━━━━━ Text passage ━━━━━

No Classical authors are quoted directly, but the author seems to have used the commentaries on Virgil by Servius and the scholiast on Statius as a source.

Mai made many slips in rapidly transcribing the manuscript under difficult conditions, and he was in the habit of substituting euphemisms where the original was too steamy to transcribe and publish, even in Latin. A revised, indexed edition of 1834, corrected by Georg Heinrich Bode without access to the Vatican manuscript, is the version that replaced Mai's first edition and has been represented in popular twentieth-century anthologies of Greek mythology, such as those by Edith Hamilton, Robert Graves or Karl Kerenyi. In 1947 the Vatican Mythographers were described as "highly deceptive sources which should be used with much caution". Since then much modern work has been done to unravel the sources of the texts, which is represented in a new edition by Nevio Zorzetti (1995).

Ten manuscripts are known for the second text, and more than forty for the third. The author of the third text has sometimes been identified as a certain Alberic, perhaps working in London.


Zorzetti places the original text of the First Vatican Mythographer between the last quarter of the ninth century and the third quarter of the eleventh, based on the latest source cited in it and the date of the first source to cite it. The Second Vatican Mythographer uses the first, and is perhaps dated to the 11th century.

━━━━━ Listing ━━━━━

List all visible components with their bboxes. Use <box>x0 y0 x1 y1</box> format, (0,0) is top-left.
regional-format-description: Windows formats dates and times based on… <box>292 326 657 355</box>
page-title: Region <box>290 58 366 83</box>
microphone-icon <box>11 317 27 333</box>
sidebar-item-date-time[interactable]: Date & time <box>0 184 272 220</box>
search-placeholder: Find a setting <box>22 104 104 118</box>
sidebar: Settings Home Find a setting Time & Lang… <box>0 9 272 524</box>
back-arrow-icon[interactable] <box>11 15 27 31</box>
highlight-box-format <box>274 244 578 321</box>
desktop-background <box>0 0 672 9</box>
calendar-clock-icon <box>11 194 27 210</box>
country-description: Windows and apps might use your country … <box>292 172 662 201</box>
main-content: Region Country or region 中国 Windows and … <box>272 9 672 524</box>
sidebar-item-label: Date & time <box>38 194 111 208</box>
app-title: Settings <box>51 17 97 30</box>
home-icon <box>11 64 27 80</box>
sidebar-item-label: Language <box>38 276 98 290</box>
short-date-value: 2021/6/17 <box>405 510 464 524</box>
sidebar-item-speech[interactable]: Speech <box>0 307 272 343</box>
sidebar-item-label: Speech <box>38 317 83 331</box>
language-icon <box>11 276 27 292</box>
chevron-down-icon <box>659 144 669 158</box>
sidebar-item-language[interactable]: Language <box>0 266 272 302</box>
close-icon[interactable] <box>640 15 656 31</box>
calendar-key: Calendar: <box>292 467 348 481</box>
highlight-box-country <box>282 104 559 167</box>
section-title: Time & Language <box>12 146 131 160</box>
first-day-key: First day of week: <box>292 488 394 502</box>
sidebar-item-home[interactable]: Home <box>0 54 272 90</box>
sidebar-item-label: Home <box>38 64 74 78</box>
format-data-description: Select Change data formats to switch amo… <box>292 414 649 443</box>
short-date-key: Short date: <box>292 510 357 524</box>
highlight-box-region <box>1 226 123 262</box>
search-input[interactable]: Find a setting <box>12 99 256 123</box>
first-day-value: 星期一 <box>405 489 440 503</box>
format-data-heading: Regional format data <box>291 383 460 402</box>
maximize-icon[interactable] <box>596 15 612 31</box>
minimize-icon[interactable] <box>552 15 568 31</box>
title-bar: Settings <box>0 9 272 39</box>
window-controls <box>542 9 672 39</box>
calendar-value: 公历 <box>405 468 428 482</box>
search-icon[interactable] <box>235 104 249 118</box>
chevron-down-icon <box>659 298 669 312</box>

━━━━━

Prompt A.
From the passage on the Vatican Mythographers, return everything from "Zorzetti places the" down to "the 11th century.".
Prompt B.
In the passage on the Vatican Mythographers, who corrected the revised, indexed edition of 1834?
The records have no connection to the text.

Worked solution A.
Zorzetti places the original text of the First Vatican Mythographer between the last quarter of the ninth century and the third quarter of the eleventh, based on the latest source cited in it and the date of the first source to cite it. The Second Vatican Mythographer uses the first, and is perhaps dated to the 11th century.

Worked solution B.
Georg Heinrich Bode